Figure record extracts

++++++

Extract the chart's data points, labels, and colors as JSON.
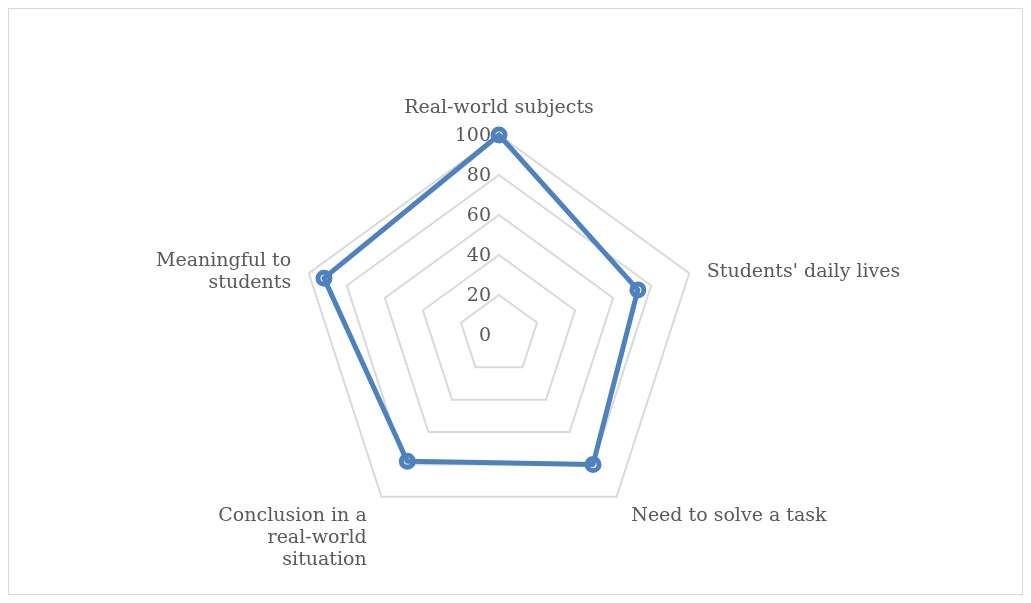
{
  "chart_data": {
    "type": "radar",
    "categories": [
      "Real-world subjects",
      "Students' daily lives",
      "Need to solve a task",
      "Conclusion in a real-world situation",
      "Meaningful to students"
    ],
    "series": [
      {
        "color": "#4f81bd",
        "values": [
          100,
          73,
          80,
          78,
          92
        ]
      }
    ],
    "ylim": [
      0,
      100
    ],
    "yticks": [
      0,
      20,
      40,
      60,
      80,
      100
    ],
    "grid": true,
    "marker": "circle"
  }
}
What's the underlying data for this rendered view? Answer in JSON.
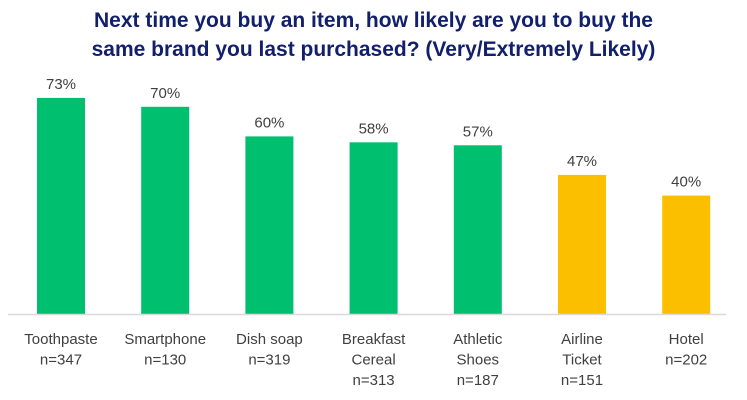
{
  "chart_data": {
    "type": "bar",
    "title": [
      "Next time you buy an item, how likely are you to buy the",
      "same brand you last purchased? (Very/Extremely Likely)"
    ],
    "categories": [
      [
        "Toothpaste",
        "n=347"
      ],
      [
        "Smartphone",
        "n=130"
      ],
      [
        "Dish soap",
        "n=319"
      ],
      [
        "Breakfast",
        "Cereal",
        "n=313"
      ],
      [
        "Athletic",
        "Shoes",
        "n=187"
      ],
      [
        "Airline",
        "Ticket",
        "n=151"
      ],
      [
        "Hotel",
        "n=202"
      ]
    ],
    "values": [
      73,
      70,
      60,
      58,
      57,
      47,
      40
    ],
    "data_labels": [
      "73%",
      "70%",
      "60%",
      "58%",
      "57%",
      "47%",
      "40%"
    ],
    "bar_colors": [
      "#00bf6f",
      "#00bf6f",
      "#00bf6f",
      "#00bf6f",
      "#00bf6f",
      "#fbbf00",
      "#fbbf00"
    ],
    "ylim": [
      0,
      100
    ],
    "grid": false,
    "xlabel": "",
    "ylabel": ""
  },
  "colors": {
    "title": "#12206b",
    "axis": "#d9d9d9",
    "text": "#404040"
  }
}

++++++

• STATED PROBLEM: Every record above should come back exactly, but without its pictures.

• RESPONSE:
Extract the chart's data points, labels, and colors as JSON.
{
  "chart_data": {
    "type": "radar",
    "categories": [
      "Real-world subjects",
      "Students' daily lives",
      "Need to solve a task",
      "Conclusion in a real-world situation",
      "Meaningful to students"
    ],
    "series": [
      {
        "color": "#4f81bd",
        "values": [
          100,
          73,
          80,
          78,
          92
        ]
      }
    ],
    "ylim": [
      0,
      100
    ],
    "yticks": [
      0,
      20,
      40,
      60,
      80,
      100
    ],
    "grid": true,
    "marker": "circle"
  }
}
What's the underlying data for this rendered view? Answer in JSON.
{
  "chart_data": {
    "type": "bar",
    "title": [
      "Next time you buy an item, how likely are you to buy the",
      "same brand you last purchased? (Very/Extremely Likely)"
    ],
    "categories": [
      [
        "Toothpaste",
        "n=347"
      ],
      [
        "Smartphone",
        "n=130"
      ],
      [
        "Dish soap",
        "n=319"
      ],
      [
        "Breakfast",
        "Cereal",
        "n=313"
      ],
      [
        "Athletic",
        "Shoes",
        "n=187"
      ],
      [
        "Airline",
        "Ticket",
        "n=151"
      ],
      [
        "Hotel",
        "n=202"
      ]
    ],
    "values": [
      73,
      70,
      60,
      58,
      57,
      47,
      40
    ],
    "data_labels": [
      "73%",
      "70%",
      "60%",
      "58%",
      "57%",
      "47%",
      "40%"
    ],
    "bar_colors": [
      "#00bf6f",
      "#00bf6f",
      "#00bf6f",
      "#00bf6f",
      "#00bf6f",
      "#fbbf00",
      "#fbbf00"
    ],
    "ylim": [
      0,
      100
    ],
    "grid": false,
    "xlabel": "",
    "ylabel": ""
  },
  "colors": {
    "title": "#12206b",
    "axis": "#d9d9d9",
    "text": "#404040"
  }
}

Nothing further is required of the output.